## TASK OBJECTIVE
Would you pull out every line of the material that contains the string "after"?

Extracted records:
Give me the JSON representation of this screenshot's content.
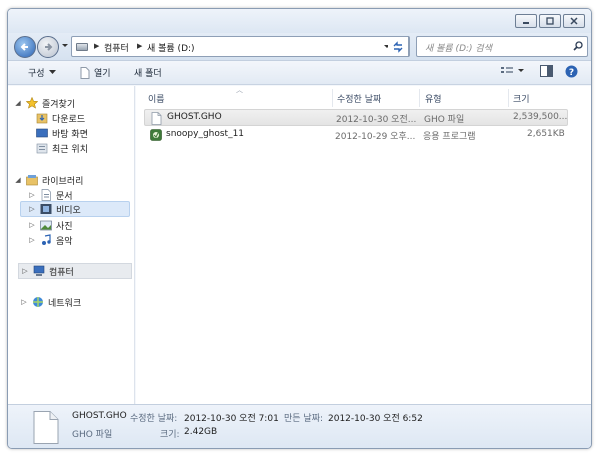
{
  "address": {
    "crumbs": [
      "컴퓨터",
      "새 볼륨 (D:)"
    ]
  },
  "search": {
    "placeholder": "새 볼륨 (D:) 검색"
  },
  "toolbar": {
    "organize_label": "구성",
    "open_label": "열기",
    "new_folder_label": "새 폴더"
  },
  "navpane": {
    "favorites_label": "즐겨찾기",
    "downloads_label": "다운로드",
    "desktop_label": "바탕 화면",
    "recent_label": "최근 위치",
    "libraries_label": "라이브러리",
    "documents_label": "문서",
    "videos_label": "비디오",
    "pictures_label": "사진",
    "music_label": "음악",
    "computer_label": "컴퓨터",
    "network_label": "네트워크"
  },
  "columns": {
    "name": "이름",
    "date": "수정한 날짜",
    "type": "유형",
    "size": "크기"
  },
  "files": [
    {
      "name": "GHOST.GHO",
      "date": "2012-10-30 오전...",
      "type": "GHO 파일",
      "size": "2,539,500..."
    },
    {
      "name": "snoopy_ghost_11",
      "date": "2012-10-29 오후...",
      "type": "응용 프로그램",
      "size": "2,651KB"
    }
  ],
  "details": {
    "filename": "GHOST.GHO",
    "filetype": "GHO 파일",
    "modified_label": "수정한 날짜:",
    "modified_value": "2012-10-30 오전 7:01",
    "created_label": "만든 날짜:",
    "created_value": "2012-10-30 오전 6:52",
    "size_label": "크기:",
    "size_value": "2.42GB"
  },
  "colors": {
    "accent": "#2c63b4",
    "selected_row": "#e4e4e4",
    "nav_selected": "#dce9f9"
  }
}
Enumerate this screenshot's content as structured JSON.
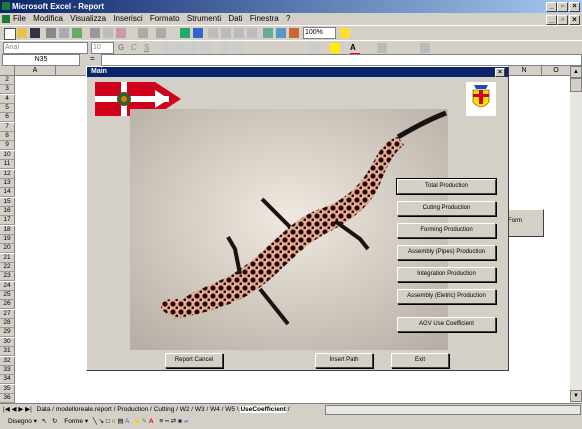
{
  "window": {
    "title": "Microsoft Excel - Report"
  },
  "menu": [
    "File",
    "Modifica",
    "Visualizza",
    "Inserisci",
    "Formato",
    "Strumenti",
    "Dati",
    "Finestra",
    "?"
  ],
  "format_toolbar": {
    "font": "Arial",
    "size": "10"
  },
  "zoom": "100%",
  "formula_bar": {
    "name_box": "N35",
    "fx": "="
  },
  "columns": [
    "A",
    "N",
    "O"
  ],
  "rows": [
    "2",
    "3",
    "4",
    "5",
    "6",
    "7",
    "8",
    "9",
    "10",
    "11",
    "12",
    "13",
    "14",
    "15",
    "16",
    "17",
    "18",
    "19",
    "20",
    "21",
    "22",
    "23",
    "24",
    "25",
    "26",
    "27",
    "28",
    "29",
    "30",
    "31",
    "32",
    "33",
    "34",
    "35",
    "36"
  ],
  "sheet_button": {
    "label": "Form"
  },
  "sheet_tabs": [
    "Data",
    "modelloreale.report",
    "Production",
    "Cutting",
    "W2",
    "W3",
    "W4",
    "W5",
    "UseCoefficient"
  ],
  "draw_toolbar": {
    "draw_label": "Disegno",
    "shapes_label": "Forme"
  },
  "dialog": {
    "title": "Main",
    "close": "×",
    "side_buttons": [
      "Total Production",
      "Cuting Production",
      "Forming Production",
      "Assembly (Pipes) Production",
      "Integration Production",
      "Assembly (Eletric) Production",
      "AGV Use Coefficient"
    ],
    "bottom_buttons": [
      "Report Cancel",
      "Insert Path",
      "Exit"
    ]
  },
  "colors": {
    "titlebar": "#0a246a",
    "sheet_bg": "#ffffff",
    "dialog_bg": "#d4d0c8",
    "flag_red": "#d0021b"
  }
}
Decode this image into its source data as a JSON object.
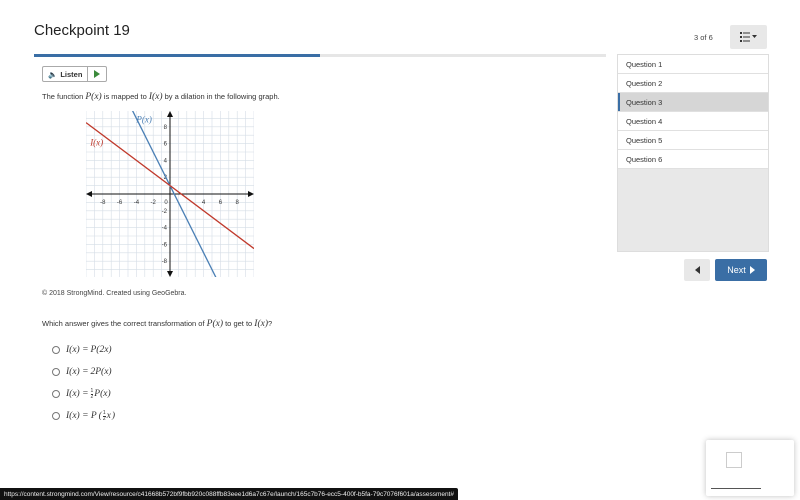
{
  "header": {
    "title": "Checkpoint 19",
    "progress_fraction": 0.5
  },
  "listen": {
    "label": "Listen",
    "speaker_icon": "speaker-icon",
    "play_icon": "play-icon"
  },
  "prompt": {
    "before": "The function ",
    "p": "P(x)",
    "middle": " is mapped to ",
    "i": "I(x)",
    "after": " by a dilation in the following graph."
  },
  "graph": {
    "x_ticks": [
      "-8",
      "-6",
      "-4",
      "-2",
      "0",
      "4",
      "6",
      "8"
    ],
    "y_ticks": [
      "8",
      "6",
      "4",
      "2",
      "-2",
      "-4",
      "-6",
      "-8"
    ],
    "lines": [
      {
        "label": "P(x)",
        "color": "#4a7fb5",
        "slope": -2,
        "intercept": 1
      },
      {
        "label": "I(x)",
        "color": "#c0392b",
        "slope": -0.75,
        "intercept": 1
      }
    ],
    "range": [
      -10,
      10
    ]
  },
  "credit": "© 2018 StrongMind. Created using GeoGebra.",
  "question": {
    "before": "Which answer gives the correct transformation of ",
    "p": "P(x)",
    "middle": " to get to ",
    "i": "I(x)",
    "after": "?"
  },
  "options": [
    {
      "lhs": "I(x) = ",
      "rhs": "P(2x)"
    },
    {
      "lhs": "I(x) = ",
      "rhs": "2P(x)"
    },
    {
      "lhs": "I(x) = ",
      "num": "1",
      "den": "2",
      "rhs": "P(x)"
    },
    {
      "lhs": "I(x) = P",
      "num": "1",
      "den": "2",
      "rhs": "x"
    }
  ],
  "nav": {
    "counter": "3 of 6",
    "menu_icon": "list-menu-icon",
    "questions": [
      "Question 1",
      "Question 2",
      "Question 3",
      "Question 4",
      "Question 5",
      "Question 6"
    ],
    "active_index": 2,
    "next_label": "Next"
  },
  "status_url": "https://content.strongmind.com/View/resource/c41668b572bf9fbb920c088ffb83eee1d6a7c67e/launch/165c7b76-ecc5-400f-b5fa-79c7076f601a/assessment#"
}
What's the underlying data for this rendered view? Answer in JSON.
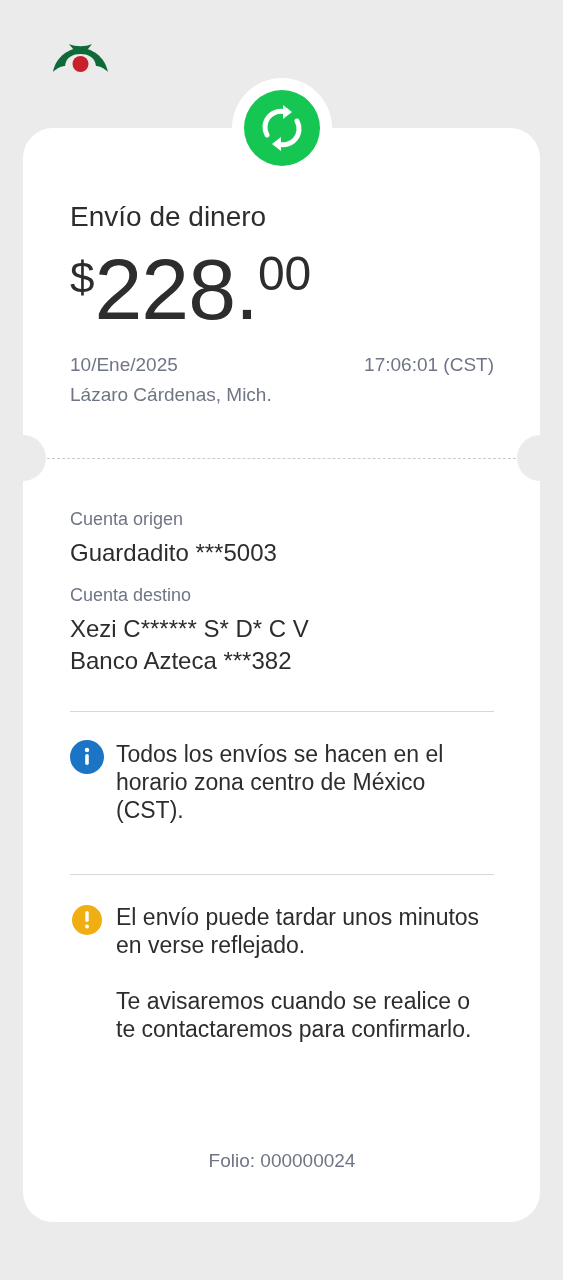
{
  "title": "Envío de dinero",
  "amount": {
    "currency": "$",
    "integer": "228.",
    "cents": "00"
  },
  "date": "10/Ene/2025",
  "time": "17:06:01 (CST)",
  "place": "Lázaro Cárdenas, Mich.",
  "accounts": [
    {
      "label": "Cuenta origen",
      "lines": [
        "Guardadito ***5003"
      ]
    },
    {
      "label": "Cuenta destino",
      "lines": [
        "Xezi C****** S* D* C V",
        "Banco Azteca ***382"
      ]
    }
  ],
  "notices": [
    {
      "kind": "info",
      "paragraphs": [
        "Todos los envíos se hacen en el horario zona centro de México (CST)."
      ]
    },
    {
      "kind": "warning",
      "paragraphs": [
        "El envío puede tardar unos minutos en verse reflejado.",
        "Te avisaremos cuando se realice o te contactaremos para confirmarlo."
      ]
    }
  ],
  "folio": "Folio: 000000024"
}
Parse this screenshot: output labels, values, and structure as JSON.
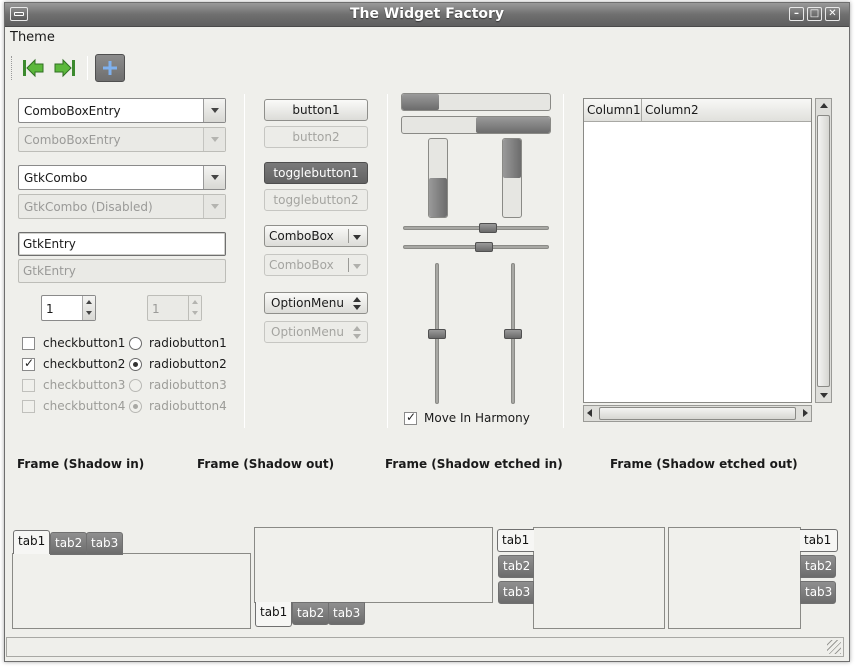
{
  "window": {
    "title": "The Widget Factory"
  },
  "menubar": {
    "theme": "Theme"
  },
  "toolbar": {
    "back_icon": "go-first-icon",
    "forward_icon": "go-last-icon",
    "add_icon": "add-icon"
  },
  "col1": {
    "combo_entry": "ComboBoxEntry",
    "combo_entry_disabled": "ComboBoxEntry",
    "gtk_combo": "GtkCombo",
    "gtk_combo_disabled": "GtkCombo (Disabled)",
    "entry": "GtkEntry",
    "entry_disabled": "GtkEntry",
    "spin": "1",
    "spin_disabled": "1",
    "checks": [
      "checkbutton1",
      "checkbutton2",
      "checkbutton3",
      "checkbutton4"
    ],
    "radios": [
      "radiobutton1",
      "radiobutton2",
      "radiobutton3",
      "radiobutton4"
    ]
  },
  "col2": {
    "button1": "button1",
    "button2": "button2",
    "toggle1": "togglebutton1",
    "toggle2": "togglebutton2",
    "combobox": "ComboBox",
    "combobox_disabled": "ComboBox",
    "optionmenu": "OptionMenu",
    "optionmenu_disabled": "OptionMenu"
  },
  "col3": {
    "harmony": "Move In Harmony",
    "progress": {
      "h1": 0.5,
      "h2": 0.5,
      "v1": 0.5,
      "v2": 0.5
    },
    "scales": {
      "h1": 0.5,
      "h2": 0.5,
      "v1": 0.5,
      "v2": 0.5
    }
  },
  "tree": {
    "columns": [
      "Column1",
      "Column2"
    ]
  },
  "frames": {
    "shadow_in": "Frame (Shadow in)",
    "shadow_out": "Frame (Shadow out)",
    "shadow_etched_in": "Frame (Shadow etched in)",
    "shadow_etched_out": "Frame (Shadow etched out)"
  },
  "tabs": [
    "tab1",
    "tab2",
    "tab3"
  ],
  "colors": {
    "accent": "#5b8ed6",
    "title_bg": "#6f6f6f",
    "window_bg": "#efefeb"
  }
}
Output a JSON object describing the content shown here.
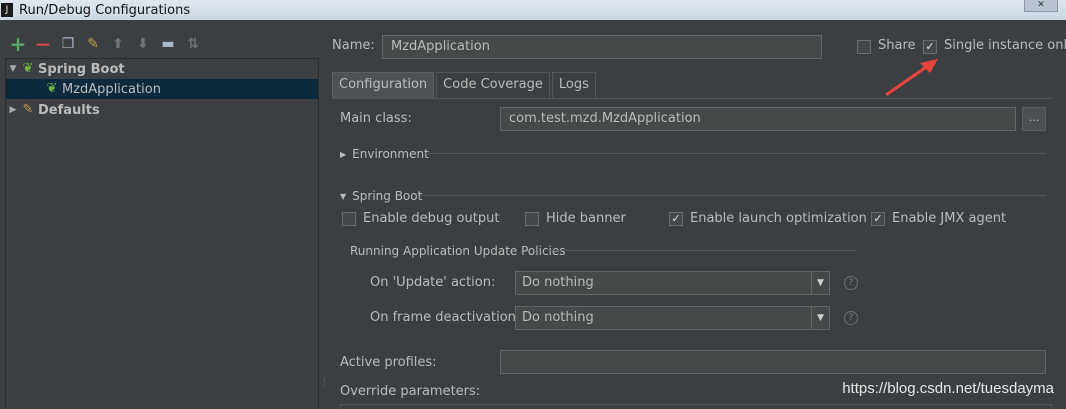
{
  "window": {
    "title": "Run/Debug Configurations",
    "app_icon": "J"
  },
  "toolbar": {
    "icons": [
      "add-icon",
      "remove-icon",
      "copy-icon",
      "wrench-icon",
      "arrow-up-icon",
      "arrow-down-icon",
      "folder-icon",
      "sort-icon"
    ]
  },
  "tree": {
    "items": [
      {
        "label": "Spring Boot",
        "expanded": true
      },
      {
        "label": "MzdApplication",
        "selected": true
      },
      {
        "label": "Defaults",
        "expanded": false
      }
    ]
  },
  "name_field": {
    "label": "Name:",
    "value": "MzdApplication"
  },
  "share": {
    "label": "Share",
    "checked": false
  },
  "single_instance": {
    "label": "Single instance only",
    "checked": true
  },
  "tabs": [
    {
      "label": "Configuration",
      "active": true
    },
    {
      "label": "Code Coverage",
      "active": false
    },
    {
      "label": "Logs",
      "active": false
    }
  ],
  "main_class": {
    "label": "Main class:",
    "value": "com.test.mzd.MzdApplication",
    "button_label": "..."
  },
  "environment": {
    "label": "Environment"
  },
  "spring_boot": {
    "label": "Spring Boot",
    "options": [
      {
        "label": "Enable debug output",
        "checked": false
      },
      {
        "label": "Hide banner",
        "checked": false
      },
      {
        "label": "Enable launch optimization",
        "checked": true
      },
      {
        "label": "Enable JMX agent",
        "checked": true
      }
    ]
  },
  "update_policies": {
    "label": "Running Application Update Policies",
    "on_update": {
      "label": "On 'Update' action:",
      "value": "Do nothing"
    },
    "on_frame": {
      "label": "On frame deactivation:",
      "value": "Do nothing"
    }
  },
  "active_profiles": {
    "label": "Active profiles:",
    "value": ""
  },
  "override_parameters": {
    "label": "Override parameters:"
  },
  "watermark": "https://blog.csdn.net/tuesdayma",
  "colors": {
    "background": "#3c3f41",
    "selection": "#0d293e",
    "accent_arrow": "#e8453c"
  }
}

## TASK ANSWER
    "after": " by a dilation in the following graph."
    "after": "?"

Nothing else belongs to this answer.